-- DATA ENTRIES --
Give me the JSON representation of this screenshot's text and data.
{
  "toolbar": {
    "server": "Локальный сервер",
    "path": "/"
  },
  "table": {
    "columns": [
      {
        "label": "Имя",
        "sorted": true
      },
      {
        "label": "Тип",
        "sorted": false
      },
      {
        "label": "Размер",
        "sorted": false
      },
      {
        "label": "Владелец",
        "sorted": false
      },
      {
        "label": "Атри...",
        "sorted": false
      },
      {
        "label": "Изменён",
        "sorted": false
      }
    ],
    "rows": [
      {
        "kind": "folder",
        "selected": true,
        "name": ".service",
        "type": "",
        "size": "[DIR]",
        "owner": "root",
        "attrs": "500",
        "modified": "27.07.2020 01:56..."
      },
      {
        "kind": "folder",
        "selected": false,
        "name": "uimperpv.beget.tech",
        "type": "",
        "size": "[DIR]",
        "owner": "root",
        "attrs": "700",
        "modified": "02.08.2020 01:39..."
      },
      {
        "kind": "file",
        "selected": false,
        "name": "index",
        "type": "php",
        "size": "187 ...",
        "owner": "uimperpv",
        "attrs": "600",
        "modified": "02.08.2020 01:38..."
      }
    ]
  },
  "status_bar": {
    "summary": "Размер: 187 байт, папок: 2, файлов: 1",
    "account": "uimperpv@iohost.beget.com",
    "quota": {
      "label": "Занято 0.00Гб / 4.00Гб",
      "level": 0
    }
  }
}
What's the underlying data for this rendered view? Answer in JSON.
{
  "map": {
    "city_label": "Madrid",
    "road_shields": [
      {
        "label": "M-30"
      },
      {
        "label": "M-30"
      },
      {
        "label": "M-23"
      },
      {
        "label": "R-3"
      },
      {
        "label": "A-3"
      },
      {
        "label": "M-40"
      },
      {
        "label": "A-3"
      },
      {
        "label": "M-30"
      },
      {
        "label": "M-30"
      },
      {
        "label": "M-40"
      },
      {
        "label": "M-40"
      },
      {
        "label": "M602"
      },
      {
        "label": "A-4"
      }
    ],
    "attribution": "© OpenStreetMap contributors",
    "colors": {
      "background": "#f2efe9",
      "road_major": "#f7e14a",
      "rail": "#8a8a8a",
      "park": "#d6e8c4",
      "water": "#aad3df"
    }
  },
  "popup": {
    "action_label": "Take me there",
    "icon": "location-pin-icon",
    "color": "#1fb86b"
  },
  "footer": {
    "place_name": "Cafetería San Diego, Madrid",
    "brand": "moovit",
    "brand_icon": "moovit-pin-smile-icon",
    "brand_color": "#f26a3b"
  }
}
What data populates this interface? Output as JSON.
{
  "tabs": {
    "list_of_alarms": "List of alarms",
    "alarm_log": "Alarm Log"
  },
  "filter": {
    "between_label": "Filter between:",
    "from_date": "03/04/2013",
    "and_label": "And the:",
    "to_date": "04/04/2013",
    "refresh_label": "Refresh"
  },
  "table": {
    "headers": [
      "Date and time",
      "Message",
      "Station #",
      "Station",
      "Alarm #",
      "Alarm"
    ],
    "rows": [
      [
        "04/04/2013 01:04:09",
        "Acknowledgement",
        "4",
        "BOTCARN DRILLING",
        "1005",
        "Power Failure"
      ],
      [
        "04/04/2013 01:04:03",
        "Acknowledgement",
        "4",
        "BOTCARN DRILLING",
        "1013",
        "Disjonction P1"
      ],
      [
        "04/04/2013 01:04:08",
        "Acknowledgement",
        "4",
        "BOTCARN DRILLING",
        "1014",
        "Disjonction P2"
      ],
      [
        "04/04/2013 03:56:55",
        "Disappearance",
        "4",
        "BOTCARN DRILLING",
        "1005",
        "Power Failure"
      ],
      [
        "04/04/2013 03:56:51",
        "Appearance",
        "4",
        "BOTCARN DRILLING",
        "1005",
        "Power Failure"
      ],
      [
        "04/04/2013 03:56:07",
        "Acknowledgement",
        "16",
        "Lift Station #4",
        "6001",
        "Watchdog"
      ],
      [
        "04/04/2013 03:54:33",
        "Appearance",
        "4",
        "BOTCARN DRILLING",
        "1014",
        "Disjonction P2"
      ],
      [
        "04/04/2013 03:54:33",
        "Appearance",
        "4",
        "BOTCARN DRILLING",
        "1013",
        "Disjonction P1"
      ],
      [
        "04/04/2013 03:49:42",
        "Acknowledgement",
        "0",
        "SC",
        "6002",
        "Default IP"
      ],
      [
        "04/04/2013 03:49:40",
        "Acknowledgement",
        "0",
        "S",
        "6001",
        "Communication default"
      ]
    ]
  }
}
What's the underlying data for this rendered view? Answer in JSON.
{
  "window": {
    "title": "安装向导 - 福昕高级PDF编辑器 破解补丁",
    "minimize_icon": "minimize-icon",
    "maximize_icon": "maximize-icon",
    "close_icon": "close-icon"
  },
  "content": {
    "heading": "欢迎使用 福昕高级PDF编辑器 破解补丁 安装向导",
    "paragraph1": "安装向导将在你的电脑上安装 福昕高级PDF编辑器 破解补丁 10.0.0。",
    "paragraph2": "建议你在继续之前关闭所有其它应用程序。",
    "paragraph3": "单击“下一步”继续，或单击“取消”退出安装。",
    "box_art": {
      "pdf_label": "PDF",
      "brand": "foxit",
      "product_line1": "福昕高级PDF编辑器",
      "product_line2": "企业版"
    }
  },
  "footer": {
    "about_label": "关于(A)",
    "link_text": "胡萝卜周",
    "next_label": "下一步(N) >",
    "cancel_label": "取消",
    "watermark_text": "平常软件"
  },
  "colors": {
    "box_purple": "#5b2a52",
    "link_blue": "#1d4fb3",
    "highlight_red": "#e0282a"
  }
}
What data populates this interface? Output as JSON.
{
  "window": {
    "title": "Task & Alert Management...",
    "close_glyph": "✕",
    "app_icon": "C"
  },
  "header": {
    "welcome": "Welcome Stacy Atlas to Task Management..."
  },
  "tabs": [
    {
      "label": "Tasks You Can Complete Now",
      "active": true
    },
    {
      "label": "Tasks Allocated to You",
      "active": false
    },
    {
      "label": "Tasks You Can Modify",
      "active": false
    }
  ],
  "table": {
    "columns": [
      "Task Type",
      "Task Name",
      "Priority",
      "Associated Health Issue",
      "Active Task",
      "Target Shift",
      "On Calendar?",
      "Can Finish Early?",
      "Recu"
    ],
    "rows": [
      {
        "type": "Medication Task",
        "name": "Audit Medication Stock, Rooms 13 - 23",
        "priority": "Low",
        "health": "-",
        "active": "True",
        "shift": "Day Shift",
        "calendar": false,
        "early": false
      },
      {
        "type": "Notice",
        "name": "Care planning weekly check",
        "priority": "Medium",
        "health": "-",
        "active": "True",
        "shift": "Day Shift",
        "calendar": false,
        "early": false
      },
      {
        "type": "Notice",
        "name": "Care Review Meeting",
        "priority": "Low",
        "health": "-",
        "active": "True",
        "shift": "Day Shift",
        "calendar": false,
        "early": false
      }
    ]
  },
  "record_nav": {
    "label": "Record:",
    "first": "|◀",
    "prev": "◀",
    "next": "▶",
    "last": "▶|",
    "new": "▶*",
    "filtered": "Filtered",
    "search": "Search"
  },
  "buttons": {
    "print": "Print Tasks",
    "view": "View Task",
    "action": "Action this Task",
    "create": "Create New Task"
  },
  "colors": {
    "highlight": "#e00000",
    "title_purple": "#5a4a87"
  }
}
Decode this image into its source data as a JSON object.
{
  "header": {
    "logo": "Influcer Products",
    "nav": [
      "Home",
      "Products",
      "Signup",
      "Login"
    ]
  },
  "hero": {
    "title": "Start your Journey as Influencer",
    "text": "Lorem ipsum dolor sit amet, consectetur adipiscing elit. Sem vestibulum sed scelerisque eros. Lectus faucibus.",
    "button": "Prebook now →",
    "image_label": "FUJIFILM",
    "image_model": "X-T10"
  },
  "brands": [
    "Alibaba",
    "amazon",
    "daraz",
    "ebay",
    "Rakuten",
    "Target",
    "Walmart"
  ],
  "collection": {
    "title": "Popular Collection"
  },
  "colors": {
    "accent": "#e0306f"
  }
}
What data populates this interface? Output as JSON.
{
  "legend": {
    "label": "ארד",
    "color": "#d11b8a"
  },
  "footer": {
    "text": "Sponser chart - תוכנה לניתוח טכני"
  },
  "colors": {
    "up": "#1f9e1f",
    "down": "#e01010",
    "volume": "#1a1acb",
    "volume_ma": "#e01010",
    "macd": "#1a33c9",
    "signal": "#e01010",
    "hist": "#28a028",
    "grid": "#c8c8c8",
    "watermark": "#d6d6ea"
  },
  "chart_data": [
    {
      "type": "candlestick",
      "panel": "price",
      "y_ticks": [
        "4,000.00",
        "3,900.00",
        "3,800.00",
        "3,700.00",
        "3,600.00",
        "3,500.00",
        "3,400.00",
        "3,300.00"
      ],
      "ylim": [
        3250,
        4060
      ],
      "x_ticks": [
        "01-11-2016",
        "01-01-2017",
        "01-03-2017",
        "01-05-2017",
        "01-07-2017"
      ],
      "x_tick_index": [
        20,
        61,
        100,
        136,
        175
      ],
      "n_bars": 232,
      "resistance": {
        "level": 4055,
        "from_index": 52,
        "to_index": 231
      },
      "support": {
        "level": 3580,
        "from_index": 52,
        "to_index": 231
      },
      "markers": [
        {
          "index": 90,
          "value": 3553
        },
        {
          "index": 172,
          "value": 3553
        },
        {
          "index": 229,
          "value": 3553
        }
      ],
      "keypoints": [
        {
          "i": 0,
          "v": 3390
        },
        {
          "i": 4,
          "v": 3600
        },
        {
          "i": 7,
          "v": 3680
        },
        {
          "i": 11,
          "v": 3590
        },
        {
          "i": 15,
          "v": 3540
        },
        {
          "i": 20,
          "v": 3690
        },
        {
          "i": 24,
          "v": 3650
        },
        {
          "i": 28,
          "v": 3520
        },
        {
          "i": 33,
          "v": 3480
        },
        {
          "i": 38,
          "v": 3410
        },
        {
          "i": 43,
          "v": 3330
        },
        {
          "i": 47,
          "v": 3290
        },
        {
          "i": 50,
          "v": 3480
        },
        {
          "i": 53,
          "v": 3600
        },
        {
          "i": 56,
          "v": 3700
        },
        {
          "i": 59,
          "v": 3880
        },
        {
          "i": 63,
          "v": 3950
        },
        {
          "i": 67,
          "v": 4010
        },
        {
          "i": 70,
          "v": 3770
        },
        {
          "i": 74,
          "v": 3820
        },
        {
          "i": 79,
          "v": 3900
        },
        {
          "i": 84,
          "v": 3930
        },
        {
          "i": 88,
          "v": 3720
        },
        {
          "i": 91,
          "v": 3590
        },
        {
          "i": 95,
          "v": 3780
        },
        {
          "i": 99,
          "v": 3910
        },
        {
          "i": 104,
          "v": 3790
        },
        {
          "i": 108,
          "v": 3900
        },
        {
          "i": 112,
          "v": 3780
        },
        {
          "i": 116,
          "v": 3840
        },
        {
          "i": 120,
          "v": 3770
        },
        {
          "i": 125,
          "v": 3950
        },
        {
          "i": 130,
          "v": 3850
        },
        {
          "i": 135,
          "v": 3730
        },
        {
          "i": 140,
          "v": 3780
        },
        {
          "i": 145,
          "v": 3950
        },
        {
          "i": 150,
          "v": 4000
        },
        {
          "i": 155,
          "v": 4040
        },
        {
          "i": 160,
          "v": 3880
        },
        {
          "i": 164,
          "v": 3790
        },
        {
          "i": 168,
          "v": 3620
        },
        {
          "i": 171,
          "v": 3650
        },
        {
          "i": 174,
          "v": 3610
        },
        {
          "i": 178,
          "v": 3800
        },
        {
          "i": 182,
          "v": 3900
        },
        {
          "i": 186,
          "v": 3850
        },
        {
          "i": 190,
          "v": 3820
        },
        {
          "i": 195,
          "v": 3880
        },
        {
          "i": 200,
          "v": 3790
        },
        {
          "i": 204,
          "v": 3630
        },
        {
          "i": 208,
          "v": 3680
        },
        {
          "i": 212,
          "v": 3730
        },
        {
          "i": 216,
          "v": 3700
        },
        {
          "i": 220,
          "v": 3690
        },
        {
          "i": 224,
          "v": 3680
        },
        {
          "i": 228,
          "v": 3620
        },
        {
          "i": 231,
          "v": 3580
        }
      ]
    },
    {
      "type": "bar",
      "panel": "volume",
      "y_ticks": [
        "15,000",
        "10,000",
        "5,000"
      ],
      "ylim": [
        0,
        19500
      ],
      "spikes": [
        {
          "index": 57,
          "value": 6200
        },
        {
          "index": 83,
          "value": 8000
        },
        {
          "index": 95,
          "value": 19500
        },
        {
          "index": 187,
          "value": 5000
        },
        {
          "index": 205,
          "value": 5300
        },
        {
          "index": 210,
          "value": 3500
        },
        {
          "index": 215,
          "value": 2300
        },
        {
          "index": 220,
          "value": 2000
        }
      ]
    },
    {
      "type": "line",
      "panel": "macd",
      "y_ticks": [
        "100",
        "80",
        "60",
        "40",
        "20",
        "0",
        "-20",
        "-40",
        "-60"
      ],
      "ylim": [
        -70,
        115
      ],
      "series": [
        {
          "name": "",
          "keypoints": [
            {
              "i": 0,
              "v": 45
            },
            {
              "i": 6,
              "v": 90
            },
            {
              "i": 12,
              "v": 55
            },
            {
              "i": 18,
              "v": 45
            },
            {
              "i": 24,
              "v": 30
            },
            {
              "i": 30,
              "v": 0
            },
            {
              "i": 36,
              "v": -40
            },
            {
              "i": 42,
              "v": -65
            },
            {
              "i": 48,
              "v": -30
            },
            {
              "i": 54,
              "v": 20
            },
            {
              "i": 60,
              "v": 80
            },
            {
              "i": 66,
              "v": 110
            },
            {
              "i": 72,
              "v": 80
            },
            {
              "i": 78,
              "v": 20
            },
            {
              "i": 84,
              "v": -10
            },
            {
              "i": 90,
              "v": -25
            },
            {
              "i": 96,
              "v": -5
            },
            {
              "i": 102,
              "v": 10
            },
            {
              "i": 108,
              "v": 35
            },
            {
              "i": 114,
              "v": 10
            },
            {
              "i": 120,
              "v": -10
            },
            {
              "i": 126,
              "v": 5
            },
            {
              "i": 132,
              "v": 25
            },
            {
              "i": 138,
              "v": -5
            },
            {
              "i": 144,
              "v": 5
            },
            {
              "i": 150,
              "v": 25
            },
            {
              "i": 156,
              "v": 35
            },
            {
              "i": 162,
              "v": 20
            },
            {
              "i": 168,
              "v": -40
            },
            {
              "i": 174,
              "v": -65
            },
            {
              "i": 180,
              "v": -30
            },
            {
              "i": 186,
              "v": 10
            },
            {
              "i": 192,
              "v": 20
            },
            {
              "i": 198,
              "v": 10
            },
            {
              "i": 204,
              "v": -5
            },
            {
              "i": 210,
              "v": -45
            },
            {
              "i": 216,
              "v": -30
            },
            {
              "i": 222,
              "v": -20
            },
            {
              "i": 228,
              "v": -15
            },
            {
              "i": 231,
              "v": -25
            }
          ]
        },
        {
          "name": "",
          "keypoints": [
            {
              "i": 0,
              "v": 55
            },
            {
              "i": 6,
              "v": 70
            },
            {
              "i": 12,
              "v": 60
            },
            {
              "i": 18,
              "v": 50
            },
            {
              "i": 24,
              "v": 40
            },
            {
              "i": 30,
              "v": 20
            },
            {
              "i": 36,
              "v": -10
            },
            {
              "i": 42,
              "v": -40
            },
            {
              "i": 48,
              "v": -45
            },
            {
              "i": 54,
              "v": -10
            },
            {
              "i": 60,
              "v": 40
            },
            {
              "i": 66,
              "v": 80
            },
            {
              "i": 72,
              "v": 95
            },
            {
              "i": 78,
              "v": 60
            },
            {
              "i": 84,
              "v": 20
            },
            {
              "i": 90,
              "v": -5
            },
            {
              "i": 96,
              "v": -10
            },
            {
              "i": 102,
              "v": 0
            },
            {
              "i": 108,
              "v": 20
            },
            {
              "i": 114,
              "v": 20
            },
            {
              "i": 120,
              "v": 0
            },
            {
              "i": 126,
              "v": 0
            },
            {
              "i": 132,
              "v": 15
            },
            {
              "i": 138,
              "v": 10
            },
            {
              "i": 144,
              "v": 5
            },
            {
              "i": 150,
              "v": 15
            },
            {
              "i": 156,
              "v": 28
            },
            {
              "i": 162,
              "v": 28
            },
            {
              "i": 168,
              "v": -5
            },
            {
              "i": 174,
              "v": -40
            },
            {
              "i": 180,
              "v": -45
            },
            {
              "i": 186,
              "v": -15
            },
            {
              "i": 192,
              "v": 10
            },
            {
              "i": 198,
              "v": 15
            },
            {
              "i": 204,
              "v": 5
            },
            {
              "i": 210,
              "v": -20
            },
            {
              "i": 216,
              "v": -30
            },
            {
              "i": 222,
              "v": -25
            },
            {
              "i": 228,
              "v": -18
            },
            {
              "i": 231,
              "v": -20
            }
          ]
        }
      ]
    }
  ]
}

-- TASK TO CARRY OUT --
Report only the number of lines in the listing that contain the word "Care".

-- ANSWER BELOW --
2